═══ Document passage ═══

4.3. AE Consistently Improves Lower Limb Recovery

This review confirmed that primarily low-to-moderate FE (or VE) improved lower extremity coordination in rodents with stroke, which is not surprising considering that most training involves overground locomotion and therefore would likely improve performance in the same task. The timing of initiating the intervention affected functional outcomes as well, with early onset training (<5 days) appearing to be most beneficial [17–19, 21–24, 31, 32, 37, 38]. Investigators employed a variety of tests to measure lower extremity and balance recovery in animal models (Figure 2(a)), some more challenging (and likely more sensitive) than others. For example, the rotarod was used to assess coordination and balance on a moving surface while the horizontal bar assessed the same on a static surface [78]. The choice of outcome measure may impact the ability to detect subtle changes due to the intervention.

In contrast to the animal models, clinical trials almost exclusively reported positive outcomes in complex lower extremity mobility and balance following poststroke AE. Interestingly, the frequency (3–5 times a week), intensity (low, moderate, or high), duration (4 weeks–3 months), and timing of intervention initiation (1 to >12 months after stroke) did not appear to have an effect on the outcomes. However, studies that implemented a control group, that received conventional therapy instead of AE [40], or that received a home-based exercise protocol [47] reported positive outcomes for complex lower extremity function and balance as well, albeit to a lesser degree. It is worth noting that, following AE, only one trial reported sustained improvement in balance (8 weeks after intervention) [41]. While another study reported improvements in both locomotor coordination and balance approximately 1 month after intervention, both the AE and the strength and balance exercise groups improved compared to conventional therapy. The effects of AE specifically could not be determined [47]. Follow-up assessment is a critical study design component in order to assess the sustained effects of AE-based rehabilitation since rehabilitation aims to promote long term recovery, not only short term improvements in performance.

═══ Stored data ═══

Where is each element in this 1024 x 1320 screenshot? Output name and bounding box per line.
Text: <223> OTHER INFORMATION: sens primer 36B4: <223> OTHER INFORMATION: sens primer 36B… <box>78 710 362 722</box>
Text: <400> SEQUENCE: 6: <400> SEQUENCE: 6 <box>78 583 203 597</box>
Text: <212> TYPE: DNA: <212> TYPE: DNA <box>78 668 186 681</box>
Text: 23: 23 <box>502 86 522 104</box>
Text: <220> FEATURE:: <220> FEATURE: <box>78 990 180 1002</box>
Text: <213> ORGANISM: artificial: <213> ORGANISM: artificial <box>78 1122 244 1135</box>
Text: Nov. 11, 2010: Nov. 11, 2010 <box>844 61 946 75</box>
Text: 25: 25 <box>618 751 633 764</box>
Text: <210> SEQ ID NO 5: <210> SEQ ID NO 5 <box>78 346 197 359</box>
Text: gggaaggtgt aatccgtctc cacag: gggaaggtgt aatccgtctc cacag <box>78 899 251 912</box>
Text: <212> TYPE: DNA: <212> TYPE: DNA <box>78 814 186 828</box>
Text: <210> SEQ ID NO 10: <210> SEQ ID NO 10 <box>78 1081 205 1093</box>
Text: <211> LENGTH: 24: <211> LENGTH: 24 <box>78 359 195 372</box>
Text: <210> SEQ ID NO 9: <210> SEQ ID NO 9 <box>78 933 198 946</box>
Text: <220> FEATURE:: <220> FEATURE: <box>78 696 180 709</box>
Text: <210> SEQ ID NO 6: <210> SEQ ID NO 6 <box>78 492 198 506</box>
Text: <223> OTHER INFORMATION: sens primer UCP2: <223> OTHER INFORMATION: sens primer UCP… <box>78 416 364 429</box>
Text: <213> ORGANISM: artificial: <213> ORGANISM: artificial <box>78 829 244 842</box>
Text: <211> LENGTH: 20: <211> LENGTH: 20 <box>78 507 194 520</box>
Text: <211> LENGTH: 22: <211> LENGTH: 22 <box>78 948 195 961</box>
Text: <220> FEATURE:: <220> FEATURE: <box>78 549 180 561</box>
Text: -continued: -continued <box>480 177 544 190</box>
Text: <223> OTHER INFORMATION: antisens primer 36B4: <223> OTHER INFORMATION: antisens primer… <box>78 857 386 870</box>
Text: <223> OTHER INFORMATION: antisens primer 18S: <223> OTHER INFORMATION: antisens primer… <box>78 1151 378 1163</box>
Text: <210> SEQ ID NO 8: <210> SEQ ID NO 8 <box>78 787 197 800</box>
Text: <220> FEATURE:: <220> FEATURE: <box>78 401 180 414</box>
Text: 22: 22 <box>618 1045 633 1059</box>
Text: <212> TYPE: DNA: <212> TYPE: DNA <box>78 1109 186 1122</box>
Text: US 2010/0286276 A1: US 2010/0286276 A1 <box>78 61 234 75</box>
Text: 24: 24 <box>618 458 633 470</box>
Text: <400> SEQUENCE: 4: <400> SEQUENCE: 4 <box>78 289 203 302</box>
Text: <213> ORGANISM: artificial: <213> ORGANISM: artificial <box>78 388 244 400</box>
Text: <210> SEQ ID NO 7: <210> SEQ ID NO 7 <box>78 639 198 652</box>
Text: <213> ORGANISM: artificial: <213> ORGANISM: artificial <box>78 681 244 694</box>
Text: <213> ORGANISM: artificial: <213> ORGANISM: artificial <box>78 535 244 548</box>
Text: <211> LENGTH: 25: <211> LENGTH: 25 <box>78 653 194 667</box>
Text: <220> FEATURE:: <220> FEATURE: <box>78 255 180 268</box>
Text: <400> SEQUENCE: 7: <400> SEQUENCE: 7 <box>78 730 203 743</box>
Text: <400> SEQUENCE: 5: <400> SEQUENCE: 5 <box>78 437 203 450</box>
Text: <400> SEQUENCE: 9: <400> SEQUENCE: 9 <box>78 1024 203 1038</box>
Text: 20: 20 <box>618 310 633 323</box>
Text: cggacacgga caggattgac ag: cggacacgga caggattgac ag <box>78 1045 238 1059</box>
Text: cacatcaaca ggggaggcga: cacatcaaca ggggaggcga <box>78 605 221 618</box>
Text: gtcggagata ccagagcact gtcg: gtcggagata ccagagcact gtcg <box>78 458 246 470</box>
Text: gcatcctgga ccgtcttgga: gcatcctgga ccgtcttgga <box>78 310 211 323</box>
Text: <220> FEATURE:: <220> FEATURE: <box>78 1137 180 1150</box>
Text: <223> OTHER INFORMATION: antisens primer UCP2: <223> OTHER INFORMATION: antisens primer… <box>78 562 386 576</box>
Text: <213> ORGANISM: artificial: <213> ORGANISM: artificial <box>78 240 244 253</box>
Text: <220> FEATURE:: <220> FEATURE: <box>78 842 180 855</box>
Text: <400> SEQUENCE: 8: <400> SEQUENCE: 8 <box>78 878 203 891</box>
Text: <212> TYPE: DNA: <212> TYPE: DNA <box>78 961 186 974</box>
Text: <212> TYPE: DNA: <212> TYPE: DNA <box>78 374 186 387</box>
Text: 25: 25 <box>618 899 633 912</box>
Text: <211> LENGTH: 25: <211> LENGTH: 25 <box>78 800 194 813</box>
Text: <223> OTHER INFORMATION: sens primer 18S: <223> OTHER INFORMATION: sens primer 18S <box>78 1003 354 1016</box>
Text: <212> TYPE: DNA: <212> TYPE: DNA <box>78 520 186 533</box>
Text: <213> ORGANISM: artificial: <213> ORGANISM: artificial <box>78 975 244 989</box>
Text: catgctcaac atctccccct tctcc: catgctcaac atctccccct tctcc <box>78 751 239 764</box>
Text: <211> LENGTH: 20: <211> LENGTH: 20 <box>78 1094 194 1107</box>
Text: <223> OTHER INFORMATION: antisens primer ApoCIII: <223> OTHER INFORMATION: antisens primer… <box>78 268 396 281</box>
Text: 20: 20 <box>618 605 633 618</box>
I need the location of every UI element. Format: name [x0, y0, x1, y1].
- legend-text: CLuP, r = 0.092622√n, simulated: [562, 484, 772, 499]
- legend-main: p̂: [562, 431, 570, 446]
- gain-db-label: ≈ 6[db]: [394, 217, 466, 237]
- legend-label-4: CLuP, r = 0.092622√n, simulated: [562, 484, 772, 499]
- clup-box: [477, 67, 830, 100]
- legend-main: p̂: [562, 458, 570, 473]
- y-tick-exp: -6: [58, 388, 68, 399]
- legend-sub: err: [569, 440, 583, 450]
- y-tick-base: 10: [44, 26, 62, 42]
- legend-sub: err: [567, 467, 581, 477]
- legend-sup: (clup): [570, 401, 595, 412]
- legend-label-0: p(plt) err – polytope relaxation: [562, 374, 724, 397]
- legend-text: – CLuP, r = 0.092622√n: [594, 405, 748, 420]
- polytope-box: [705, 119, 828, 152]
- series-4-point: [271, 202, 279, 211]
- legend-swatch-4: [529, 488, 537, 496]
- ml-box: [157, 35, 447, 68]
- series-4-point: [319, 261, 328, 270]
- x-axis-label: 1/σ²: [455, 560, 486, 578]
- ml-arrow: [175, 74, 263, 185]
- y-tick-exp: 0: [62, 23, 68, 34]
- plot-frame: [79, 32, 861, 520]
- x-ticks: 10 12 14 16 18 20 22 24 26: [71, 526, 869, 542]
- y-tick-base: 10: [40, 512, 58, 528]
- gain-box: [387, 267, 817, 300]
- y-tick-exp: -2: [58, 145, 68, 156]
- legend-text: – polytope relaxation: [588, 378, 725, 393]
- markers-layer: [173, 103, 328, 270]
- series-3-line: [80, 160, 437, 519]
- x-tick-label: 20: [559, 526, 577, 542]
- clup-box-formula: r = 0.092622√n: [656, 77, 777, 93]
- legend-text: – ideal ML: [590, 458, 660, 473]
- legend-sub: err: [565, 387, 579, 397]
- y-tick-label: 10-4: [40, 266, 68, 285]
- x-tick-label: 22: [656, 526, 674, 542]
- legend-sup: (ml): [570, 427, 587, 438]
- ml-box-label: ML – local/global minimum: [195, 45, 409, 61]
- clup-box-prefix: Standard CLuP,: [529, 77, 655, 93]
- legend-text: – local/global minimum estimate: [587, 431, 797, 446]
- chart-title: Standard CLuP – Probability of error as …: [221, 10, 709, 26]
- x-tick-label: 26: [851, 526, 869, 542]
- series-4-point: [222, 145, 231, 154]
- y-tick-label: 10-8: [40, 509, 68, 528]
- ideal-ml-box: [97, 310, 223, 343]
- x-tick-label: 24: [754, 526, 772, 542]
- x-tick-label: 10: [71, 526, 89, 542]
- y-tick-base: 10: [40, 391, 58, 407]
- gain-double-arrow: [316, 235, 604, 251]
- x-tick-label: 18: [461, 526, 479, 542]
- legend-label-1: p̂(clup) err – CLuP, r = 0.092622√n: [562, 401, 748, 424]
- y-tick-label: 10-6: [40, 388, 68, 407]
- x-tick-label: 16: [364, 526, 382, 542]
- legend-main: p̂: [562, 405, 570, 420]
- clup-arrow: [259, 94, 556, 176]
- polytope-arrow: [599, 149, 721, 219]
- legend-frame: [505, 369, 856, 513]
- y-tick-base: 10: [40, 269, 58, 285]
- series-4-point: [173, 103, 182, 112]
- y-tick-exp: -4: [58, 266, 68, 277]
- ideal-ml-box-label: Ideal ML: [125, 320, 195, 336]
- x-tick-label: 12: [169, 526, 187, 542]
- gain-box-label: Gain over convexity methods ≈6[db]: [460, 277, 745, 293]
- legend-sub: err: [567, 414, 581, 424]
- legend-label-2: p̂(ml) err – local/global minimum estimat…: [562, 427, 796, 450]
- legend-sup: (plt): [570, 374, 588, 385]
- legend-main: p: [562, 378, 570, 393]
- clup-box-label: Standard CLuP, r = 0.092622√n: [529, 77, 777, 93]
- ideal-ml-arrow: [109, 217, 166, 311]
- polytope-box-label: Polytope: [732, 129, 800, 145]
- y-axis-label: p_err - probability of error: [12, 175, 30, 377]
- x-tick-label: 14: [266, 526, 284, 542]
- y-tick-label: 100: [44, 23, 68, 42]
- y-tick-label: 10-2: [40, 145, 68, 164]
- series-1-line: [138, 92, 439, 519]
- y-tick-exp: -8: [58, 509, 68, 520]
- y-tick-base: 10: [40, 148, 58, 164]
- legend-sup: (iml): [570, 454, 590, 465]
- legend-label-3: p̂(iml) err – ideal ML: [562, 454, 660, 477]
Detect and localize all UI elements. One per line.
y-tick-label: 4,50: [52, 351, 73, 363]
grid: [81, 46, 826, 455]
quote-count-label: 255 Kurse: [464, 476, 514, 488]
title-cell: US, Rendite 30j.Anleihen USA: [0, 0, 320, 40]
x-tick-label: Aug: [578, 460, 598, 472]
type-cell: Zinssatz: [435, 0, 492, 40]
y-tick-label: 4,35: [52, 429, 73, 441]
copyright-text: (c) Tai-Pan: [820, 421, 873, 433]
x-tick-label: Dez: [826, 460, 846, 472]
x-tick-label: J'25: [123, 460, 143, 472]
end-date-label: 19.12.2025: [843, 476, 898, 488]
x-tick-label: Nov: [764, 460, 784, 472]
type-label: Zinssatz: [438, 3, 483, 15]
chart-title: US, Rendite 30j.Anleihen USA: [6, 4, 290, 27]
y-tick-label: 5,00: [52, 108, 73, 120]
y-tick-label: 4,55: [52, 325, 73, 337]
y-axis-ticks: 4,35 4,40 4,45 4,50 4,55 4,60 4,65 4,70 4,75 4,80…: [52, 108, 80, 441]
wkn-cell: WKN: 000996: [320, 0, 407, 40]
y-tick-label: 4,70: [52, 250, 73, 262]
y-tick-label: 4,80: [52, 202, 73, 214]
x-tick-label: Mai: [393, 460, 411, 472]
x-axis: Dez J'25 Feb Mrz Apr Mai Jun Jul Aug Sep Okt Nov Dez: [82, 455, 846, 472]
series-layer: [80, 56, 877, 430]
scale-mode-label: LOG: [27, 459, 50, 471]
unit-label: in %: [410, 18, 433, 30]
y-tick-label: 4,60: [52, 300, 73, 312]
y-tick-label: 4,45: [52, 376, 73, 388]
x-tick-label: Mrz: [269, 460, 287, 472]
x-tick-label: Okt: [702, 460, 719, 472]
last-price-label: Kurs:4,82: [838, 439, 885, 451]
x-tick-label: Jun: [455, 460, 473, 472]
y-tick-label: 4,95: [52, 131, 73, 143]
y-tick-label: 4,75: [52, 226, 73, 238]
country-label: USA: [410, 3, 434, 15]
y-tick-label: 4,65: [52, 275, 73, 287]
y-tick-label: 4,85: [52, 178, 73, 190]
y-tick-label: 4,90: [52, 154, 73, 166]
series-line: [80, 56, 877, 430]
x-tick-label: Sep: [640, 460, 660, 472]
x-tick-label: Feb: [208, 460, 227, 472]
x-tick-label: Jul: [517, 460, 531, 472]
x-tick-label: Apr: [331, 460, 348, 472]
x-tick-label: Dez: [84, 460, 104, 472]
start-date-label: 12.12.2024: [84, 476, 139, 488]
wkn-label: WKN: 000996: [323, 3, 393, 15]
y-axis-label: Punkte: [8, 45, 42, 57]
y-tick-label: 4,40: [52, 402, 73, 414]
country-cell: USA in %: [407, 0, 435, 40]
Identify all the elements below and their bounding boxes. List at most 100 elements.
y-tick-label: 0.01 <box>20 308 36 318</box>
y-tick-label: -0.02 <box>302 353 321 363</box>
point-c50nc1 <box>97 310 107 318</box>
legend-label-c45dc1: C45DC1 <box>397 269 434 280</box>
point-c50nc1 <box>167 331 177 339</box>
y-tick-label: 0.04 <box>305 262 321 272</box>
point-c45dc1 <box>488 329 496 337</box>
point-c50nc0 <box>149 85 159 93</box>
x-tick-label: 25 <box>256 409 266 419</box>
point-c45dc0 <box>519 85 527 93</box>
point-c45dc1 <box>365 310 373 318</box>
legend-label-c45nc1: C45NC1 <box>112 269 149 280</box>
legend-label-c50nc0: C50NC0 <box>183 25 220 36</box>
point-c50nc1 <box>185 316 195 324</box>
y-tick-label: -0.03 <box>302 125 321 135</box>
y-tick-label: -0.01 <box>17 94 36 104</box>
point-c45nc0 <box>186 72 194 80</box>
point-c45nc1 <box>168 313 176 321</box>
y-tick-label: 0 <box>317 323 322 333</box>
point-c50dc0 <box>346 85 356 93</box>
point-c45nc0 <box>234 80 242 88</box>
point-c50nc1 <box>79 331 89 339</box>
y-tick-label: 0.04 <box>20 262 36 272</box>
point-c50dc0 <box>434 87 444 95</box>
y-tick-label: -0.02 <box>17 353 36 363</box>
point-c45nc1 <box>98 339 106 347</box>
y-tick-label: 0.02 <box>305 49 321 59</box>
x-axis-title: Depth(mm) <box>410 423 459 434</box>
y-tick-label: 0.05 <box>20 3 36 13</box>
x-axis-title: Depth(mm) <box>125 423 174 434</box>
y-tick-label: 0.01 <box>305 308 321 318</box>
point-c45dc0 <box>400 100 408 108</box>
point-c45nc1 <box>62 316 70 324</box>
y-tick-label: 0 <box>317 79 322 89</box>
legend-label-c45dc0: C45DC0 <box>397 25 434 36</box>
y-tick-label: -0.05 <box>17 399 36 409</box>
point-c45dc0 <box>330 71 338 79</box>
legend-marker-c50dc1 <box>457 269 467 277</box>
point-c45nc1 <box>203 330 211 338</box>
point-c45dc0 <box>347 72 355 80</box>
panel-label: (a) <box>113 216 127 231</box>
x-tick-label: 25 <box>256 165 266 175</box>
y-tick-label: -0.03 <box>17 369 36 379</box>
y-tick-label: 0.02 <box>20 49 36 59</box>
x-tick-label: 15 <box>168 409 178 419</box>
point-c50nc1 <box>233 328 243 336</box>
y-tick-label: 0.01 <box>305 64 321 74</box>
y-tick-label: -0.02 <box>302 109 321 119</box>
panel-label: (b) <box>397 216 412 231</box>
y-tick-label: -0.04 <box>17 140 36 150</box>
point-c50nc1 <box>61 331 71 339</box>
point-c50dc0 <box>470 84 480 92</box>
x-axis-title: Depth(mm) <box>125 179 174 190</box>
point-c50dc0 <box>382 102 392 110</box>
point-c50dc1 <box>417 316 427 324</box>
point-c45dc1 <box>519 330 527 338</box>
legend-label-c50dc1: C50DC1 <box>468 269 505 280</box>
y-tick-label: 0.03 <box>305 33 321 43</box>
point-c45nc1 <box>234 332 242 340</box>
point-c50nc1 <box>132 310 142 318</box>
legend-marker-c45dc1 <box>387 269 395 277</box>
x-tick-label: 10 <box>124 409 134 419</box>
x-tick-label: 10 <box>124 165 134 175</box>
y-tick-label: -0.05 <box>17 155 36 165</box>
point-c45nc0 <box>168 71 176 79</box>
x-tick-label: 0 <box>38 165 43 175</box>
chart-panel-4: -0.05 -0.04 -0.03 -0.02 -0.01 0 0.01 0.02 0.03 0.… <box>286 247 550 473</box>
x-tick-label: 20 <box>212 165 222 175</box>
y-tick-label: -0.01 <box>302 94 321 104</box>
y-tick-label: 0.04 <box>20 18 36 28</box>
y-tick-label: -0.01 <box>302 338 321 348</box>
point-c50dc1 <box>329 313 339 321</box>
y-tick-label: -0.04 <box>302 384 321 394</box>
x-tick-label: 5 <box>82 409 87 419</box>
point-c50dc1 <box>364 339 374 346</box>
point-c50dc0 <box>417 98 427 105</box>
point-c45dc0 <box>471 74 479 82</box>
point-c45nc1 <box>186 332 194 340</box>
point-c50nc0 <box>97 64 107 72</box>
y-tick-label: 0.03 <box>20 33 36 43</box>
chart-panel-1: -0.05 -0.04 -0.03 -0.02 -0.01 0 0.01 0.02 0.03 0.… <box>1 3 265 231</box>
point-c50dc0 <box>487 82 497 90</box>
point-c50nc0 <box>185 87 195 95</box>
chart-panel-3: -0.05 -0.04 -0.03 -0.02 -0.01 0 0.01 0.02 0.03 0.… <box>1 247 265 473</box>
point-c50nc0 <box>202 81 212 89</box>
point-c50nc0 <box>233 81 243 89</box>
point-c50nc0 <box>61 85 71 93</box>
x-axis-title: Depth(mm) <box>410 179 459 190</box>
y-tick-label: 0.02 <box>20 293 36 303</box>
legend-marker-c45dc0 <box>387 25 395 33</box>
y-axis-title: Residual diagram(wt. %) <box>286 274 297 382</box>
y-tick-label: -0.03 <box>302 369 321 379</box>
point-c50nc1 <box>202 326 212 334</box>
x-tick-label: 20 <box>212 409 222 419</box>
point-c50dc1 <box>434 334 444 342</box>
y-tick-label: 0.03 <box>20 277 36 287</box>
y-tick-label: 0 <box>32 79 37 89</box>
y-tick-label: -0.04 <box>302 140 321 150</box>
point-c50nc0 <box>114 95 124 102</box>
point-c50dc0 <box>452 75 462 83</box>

═══

▶ **What is required**
Condense the paragraph beginning "This review confirmed" in the passage on lower limb recovery into a bulleted list that keeps its main facts.

▶ **Output**
- Mainly low-to-moderate FE (or VE) improved lower extremity coordination in rodents with stroke. This is expected, since most training involves overground locomotion and would likely improve performance in the same task.
- Timing mattered: training begun early (<5 days) appeared most beneficial.
- Investigators used a variety of tests of lower extremity and balance recovery, some more challenging, and likely more sensitive, than others.
- The rotarod assessed coordination and balance on a moving surface, and the horizontal bar assessed them on a static surface.
- The choice of outcome measure may affect whether subtle changes due to the intervention can be detected.